**SELECTED TEXT**
Perfidy of Catharine.
The queen, however, and her advisers were guilty of the most extreme perfidy in this truce. It was merely their object to induce the foreign troops who had come to the aid of the allies to leave the kingdom, that they might then exterminate the Protestants by a general massacre. Catharine decided to accomplish by the dagger of the assassin that which she had in vain attempted to accomplish on the field of battle. This peace was but the first act in the awful tragedy of St. Bartholomew.
Peace being thus apparently restored, the young Prince of Navarre now returned to his hereditary domains and visited its various provinces, where he was received with the most lively demonstrations of affection. Various circumstances, however, indicated to the Protestant leaders that some mysterious and treacherous plot was forming for their destruction. The Protestant gentlemen absented themselves, consequently, from the court of Charles IX. The king and his mother were mortified by these evidences that their perfidy was suspected.
The court at Rochelle.
The two courts.
Jeanne, with her son, after visiting her subjects in all parts of her own dominions, went to Rochelle, where they were joined by many of the most illustrious of their friends. Large numbers gathered around them, and the court of the Queen of Navarre was virtually transferred to that place. Thus there were two rival courts, side by side, in the same kingdom. Catharine, with her courtiers, exhibited boundless luxury and voluptuousness at Paris. Jeanne d'Albret, at Rochelle, embellished her court with all that was noble in intellect, elegant in manners, and pure in morals. Catharine and her submissive son Charles IX. left nothing untried to lure the Protestants into a false security. Jeanne scrupulously requited the courtesies she received from Catharine, though she regarded with much suspicion the adulation and the sycophancy of her proud hostess.
Marriage of Elizabeth.
The young King of France, Charles IX., who was of about the same age with Henry, and who had been his companion and playmate in childhood, was now married to Elizabeth, the daughter of the Emperor Maximilian II. of Austria. Their nuptials were celebrated with all the ostentatious pomp which the luxury of the times and the opulence of the French monarchy could furnish. In these rejoicings the courts of France and Navarre participated with the semblance of the most heartfelt cordiality. Protestants and Catholics, pretending to forget that they had recently encountered each other with fiendlike fury in fields of blood, mingled gayly in these festivities, and vied with each other in the exchange of courtly greetings and polished flatteries. Catharine and Charles IX. lavished, with the utmost profusion, their commendations and attentions upon the young Prince of Navarre, and left no arts of dissimulation unessayed which might disarm the fears and win the confidence of their victims.

**SHORT PROBLEM**
List every section heading that appears in the passage on Catharine's perfidy. The material after the passage on Catharine's perfidy has no connection to it.

**EXTRACTED RECORDS**
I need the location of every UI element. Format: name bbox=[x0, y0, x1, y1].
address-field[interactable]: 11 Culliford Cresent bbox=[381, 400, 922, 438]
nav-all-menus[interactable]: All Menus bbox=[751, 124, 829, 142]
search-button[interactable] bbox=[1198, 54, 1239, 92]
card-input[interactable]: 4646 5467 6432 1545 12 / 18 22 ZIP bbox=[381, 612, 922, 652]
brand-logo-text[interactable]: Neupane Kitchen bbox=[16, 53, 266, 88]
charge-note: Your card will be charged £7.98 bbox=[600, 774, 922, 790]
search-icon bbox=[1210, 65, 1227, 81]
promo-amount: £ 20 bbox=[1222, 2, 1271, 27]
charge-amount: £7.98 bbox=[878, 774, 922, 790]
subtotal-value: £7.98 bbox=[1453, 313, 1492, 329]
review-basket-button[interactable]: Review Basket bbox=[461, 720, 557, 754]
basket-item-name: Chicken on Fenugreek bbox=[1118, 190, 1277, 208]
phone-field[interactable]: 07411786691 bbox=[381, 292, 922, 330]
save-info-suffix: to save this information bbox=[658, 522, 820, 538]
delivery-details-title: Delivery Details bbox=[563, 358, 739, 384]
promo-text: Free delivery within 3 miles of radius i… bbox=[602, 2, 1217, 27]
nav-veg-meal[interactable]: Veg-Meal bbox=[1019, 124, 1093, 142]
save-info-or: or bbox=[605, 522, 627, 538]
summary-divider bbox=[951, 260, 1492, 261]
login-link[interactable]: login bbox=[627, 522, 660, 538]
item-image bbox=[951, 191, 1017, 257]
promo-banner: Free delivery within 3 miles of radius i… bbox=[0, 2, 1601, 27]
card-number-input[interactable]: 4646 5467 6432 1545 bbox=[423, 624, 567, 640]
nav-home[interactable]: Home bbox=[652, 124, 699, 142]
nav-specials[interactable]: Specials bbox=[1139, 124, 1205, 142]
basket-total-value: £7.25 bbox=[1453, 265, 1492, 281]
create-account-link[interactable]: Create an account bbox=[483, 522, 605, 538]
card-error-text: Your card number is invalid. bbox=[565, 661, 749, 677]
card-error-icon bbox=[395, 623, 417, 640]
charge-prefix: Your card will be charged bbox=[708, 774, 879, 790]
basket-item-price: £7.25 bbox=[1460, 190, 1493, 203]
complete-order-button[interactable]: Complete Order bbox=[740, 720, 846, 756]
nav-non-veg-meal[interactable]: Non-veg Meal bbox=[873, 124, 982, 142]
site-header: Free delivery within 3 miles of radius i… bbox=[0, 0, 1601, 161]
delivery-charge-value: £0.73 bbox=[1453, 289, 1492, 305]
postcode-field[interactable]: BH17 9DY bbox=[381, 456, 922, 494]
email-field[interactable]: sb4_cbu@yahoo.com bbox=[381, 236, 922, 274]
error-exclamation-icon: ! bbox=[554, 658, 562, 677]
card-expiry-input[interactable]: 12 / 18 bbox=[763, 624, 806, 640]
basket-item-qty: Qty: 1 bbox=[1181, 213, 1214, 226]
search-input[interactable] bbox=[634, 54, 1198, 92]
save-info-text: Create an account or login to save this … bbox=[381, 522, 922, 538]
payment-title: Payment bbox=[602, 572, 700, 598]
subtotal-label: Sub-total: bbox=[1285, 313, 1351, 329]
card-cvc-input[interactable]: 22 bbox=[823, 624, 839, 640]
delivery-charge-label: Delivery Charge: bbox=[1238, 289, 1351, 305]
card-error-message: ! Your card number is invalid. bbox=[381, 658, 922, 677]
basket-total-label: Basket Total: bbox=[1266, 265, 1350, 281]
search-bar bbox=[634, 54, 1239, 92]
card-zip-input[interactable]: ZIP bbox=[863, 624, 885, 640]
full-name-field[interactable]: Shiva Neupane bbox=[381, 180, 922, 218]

---

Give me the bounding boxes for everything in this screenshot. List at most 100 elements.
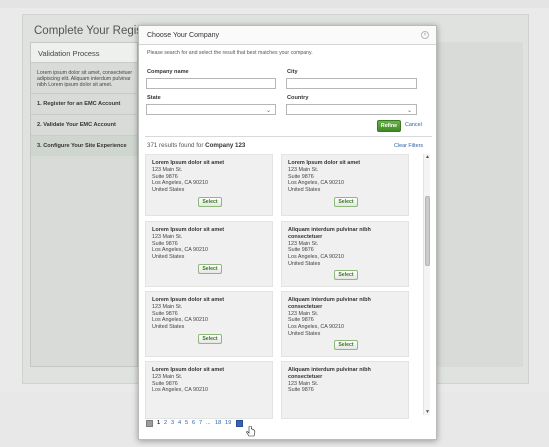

**EXERCISE RESPONSE**
Perfidy of Catharine.
The court at Rochelle.
The two courts.
Marriage of Elizabeth.